YOUR TASKS:
• A. In the Kermit Channel article, copy everything from "Defunct television channel" down to "various Muppet productions.".
• B. Answer these questions using the Kermit Channel article:
(i) On what date did the channel close?
(ii) Who was announced as the channel's first general manager?
(iii) When was a full schedule put into place?
• C. Turn the paragraph of the Kermit Channel article beginning "The Kermit Channel was an Asian television channel" into a short list that keeps its main facts.

Kermit Channel
- Broadcast area: Taiwan (1998-2000); India (1999-2002); Indonesia (1999-2000); Philippines (1999-2000);

Programming
- Languages: English Mandarin (subtitled)
- Picture format: 576i/480i SDTV

Ownership
- Owner: The Jim Henson Company (50%) Hallmark Entertainment
- Sister channels: Hallmark Entertainment Network Odyssey Network

History
- Launched: 31 August 1998; 27 years ago
- Closed: 22 December 2002; 23 years ago

= Kermit Channel =

Defunct television channel in Asia

The Kermit Channel was an Asian television channel that was owned by the Jim Henson Company and Hallmark Entertainment until 2001, when Hallmark assumed full ownership and renamed the channel. It was a 24-hour cable channel that broadcast reruns of various Muppet productions.

==History==
Hallmark Entertainment and The Jim Henson Company started a partnership in May 1998 to launch the Kermit Channel in Asia and Latin America expected to launch in September 1998 with distribution handled by Hallmark Entertainment Network. This partnership had grown out of their co-production of Gulliver’s Travels. In 1998, Kermit had extended a license for the Muppet to Wave, a Singapore-based licensing agent, for apparel, toys and games categories in Taiwan and the Philippines.

On August 31, 1998, the channel had a soft launch in Latin America and Asia with a revolving three-hour schedule. The next day, the channel's first general manager, Betsy Bruce, was announced. The Henson Co. and Hallmark considered renaming the Odyssey Channel to Kermit Channel. A full schedule was put into place on October 1, 1998.

Collected data
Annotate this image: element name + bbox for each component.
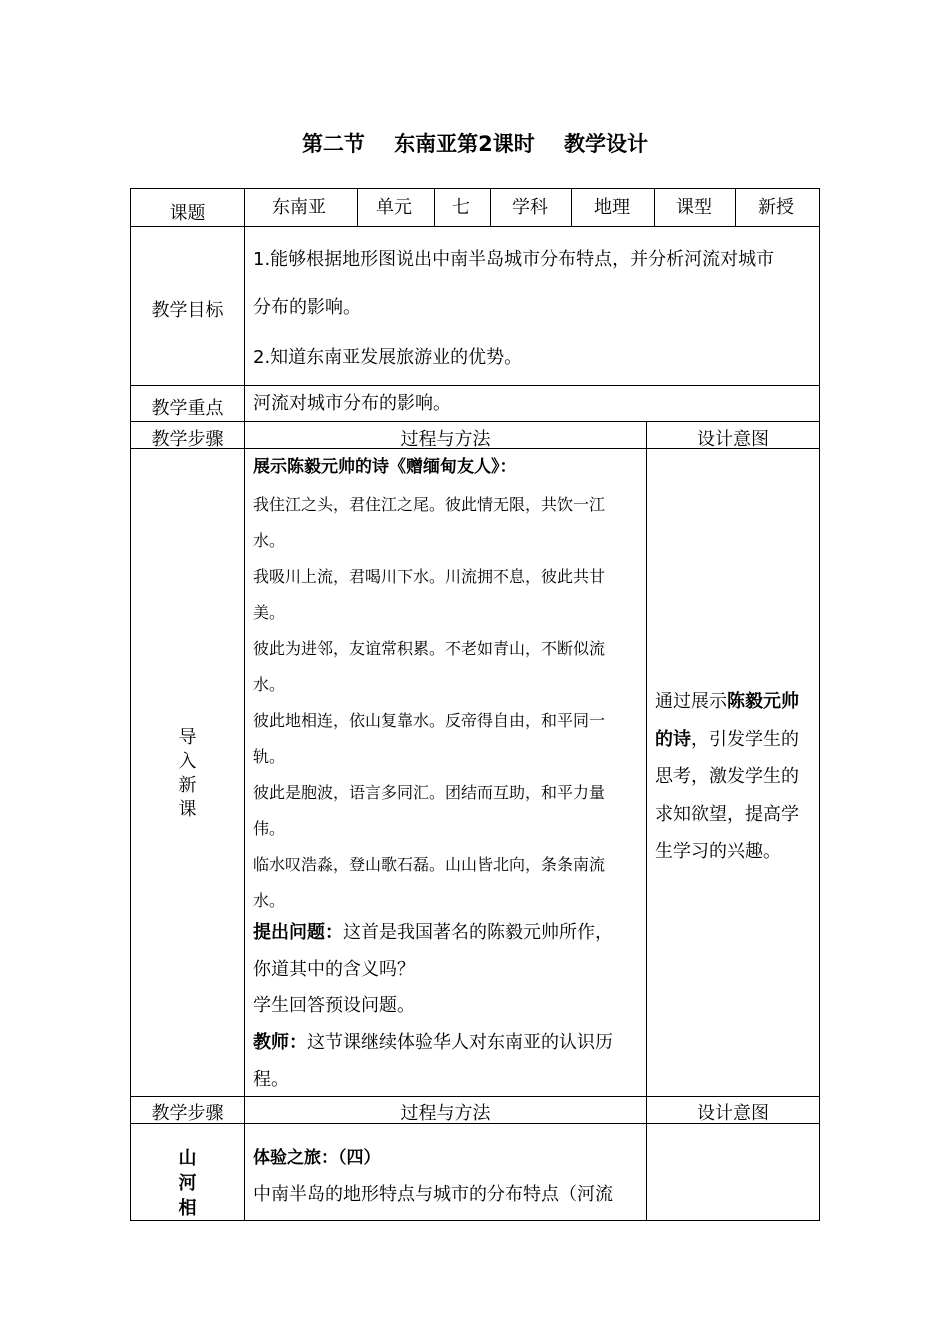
teacher-line-1 [253, 1028, 613, 1054]
poem-line: 临水叹浩淼，登山歌石磊。山山皆北向，条条南流 [253, 855, 606, 874]
key-point-label: 教学重点 [151, 398, 224, 419]
intent-line: 的诗，引发学生的 [655, 728, 799, 750]
mountain-line-1: 中南半岛的地形特点与城市的分布特点（河流 [253, 1184, 613, 1205]
objective-2: 2.知道东南亚发展旅游业的优势。 [253, 347, 523, 368]
intent-line: 思考，激发学生的 [655, 766, 799, 787]
poem-line: 我住江之头，君住江之尾。彼此情无限，共饮一江 [253, 495, 606, 514]
intent-line: 通过展示陈毅元帅 [655, 691, 799, 712]
type-label: 课型 [676, 197, 712, 218]
poem-line: 彼此是胞波，语言多同汇。团结而互助，和平力量 [253, 783, 606, 802]
intent-line: 生学习的兴趣。 [655, 841, 781, 862]
steps-header-1-col3: 设计意图 [697, 429, 769, 450]
poem-heading: 展示陈毅元帅的诗《赠缅甸友人》： [253, 457, 517, 477]
unit-label: 单元 [376, 197, 412, 218]
steps-header-2-col1: 教学步骤 [151, 1103, 224, 1124]
steps-header-1-col2: 过程与方法 [400, 429, 491, 450]
steps-header-1-col1: 教学步骤 [151, 429, 224, 450]
poem-line: 彼此为进邻，友谊常积累。不老如青山，不断似流 [253, 639, 606, 658]
poem-line: 水。 [253, 675, 286, 694]
intro-label-char: 导 [178, 727, 197, 748]
poem-line: 美。 [253, 603, 286, 622]
objectives-label: 教学目标 [151, 300, 224, 321]
poem-line: 水。 [253, 531, 286, 550]
key-point-value: 河流对城市分布的影响。 [253, 393, 451, 414]
question-text-1: 这首是我国著名的陈毅元帅所作， [343, 922, 613, 943]
poem-line: 彼此地相连，依山复靠水。反帝得自由，和平同一 [253, 711, 606, 730]
subject-value: 地理 [594, 197, 630, 218]
mountain-label-char: 山 [178, 1148, 197, 1169]
poem-line: 我吸川上流，君喝川下水。川流拥不息，彼此共甘 [253, 567, 606, 586]
mountain-label-char: 相 [178, 1198, 197, 1219]
intro-label-char: 新 [178, 775, 197, 796]
mountain-heading: 体验之旅：（四） [253, 1148, 381, 1168]
subject-label: 学科 [512, 197, 548, 218]
objective-1-line-1: 1.能够根据地形图说出中南半岛城市分布特点，并分析河流对城市 [253, 249, 775, 270]
mountain-section-label [131, 1146, 244, 1221]
poem-line: 轨。 [253, 747, 286, 766]
question-line-2: 你道其中的含义吗？ [253, 959, 415, 980]
intro-design-intent [655, 683, 799, 871]
topic-label: 课题 [169, 203, 206, 224]
poem-line: 伟。 [253, 819, 286, 838]
type-value: 新授 [758, 197, 794, 218]
steps-header-2-col3: 设计意图 [697, 1103, 769, 1124]
intro-label-char: 课 [178, 799, 197, 820]
objective-1-line-2: 分布的影响。 [253, 297, 361, 318]
question-label: 提出问题： [253, 922, 343, 943]
mountain-label-char: 河 [178, 1173, 197, 1194]
intro-section-label [131, 726, 244, 822]
intent-line: 求知欲望，提高学 [655, 803, 799, 825]
question-line-1 [253, 918, 613, 944]
student-answer: 学生回答预设问题。 [253, 995, 415, 1016]
intro-label-char: 入 [178, 751, 197, 772]
teacher-text-1: 这节课继续体验华人对东南亚的认识历 [307, 1032, 613, 1053]
poem-body [253, 487, 605, 919]
teacher-line-2: 程。 [253, 1069, 289, 1090]
steps-header-2-col2: 过程与方法 [400, 1103, 491, 1124]
unit-value: 七 [452, 197, 470, 218]
teacher-label: 教师： [253, 1032, 307, 1053]
document-title: 第二节 东南亚第2课时 教学设计 [301, 132, 649, 156]
topic-value: 东南亚 [272, 197, 326, 218]
poem-line: 水。 [253, 891, 286, 910]
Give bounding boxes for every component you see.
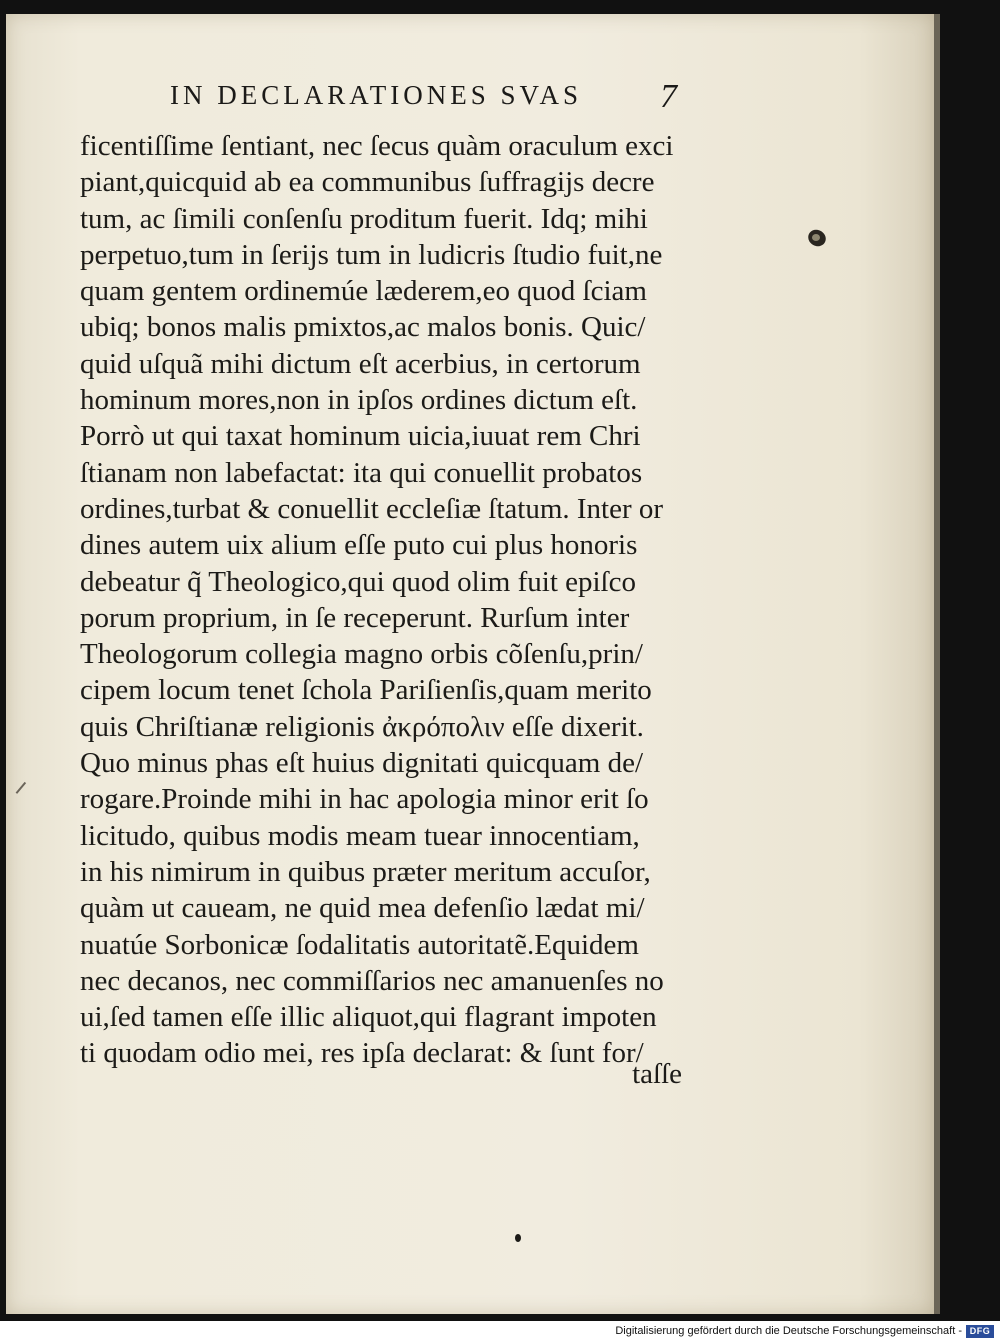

RESPONSES:
• A.
Defunct television channel in Asia

The Kermit Channel was an Asian television channel that was owned by the Jim Henson Company and Hallmark Entertainment until 2001, when Hallmark assumed full ownership and renamed the channel. It was a 24-hour cable channel that broadcast reruns of various Muppet productions.

• B.
(i) 22 December 2002
(ii) Betsy Bruce
(iii) October 1, 1998

• C.
- An Asian 24-hour cable channel
- Owned by the Jim Henson Company and Hallmark Entertainment until 2001
- In 2001, Hallmark took full ownership and renamed the channel
- Broadcast reruns of various Muppet productions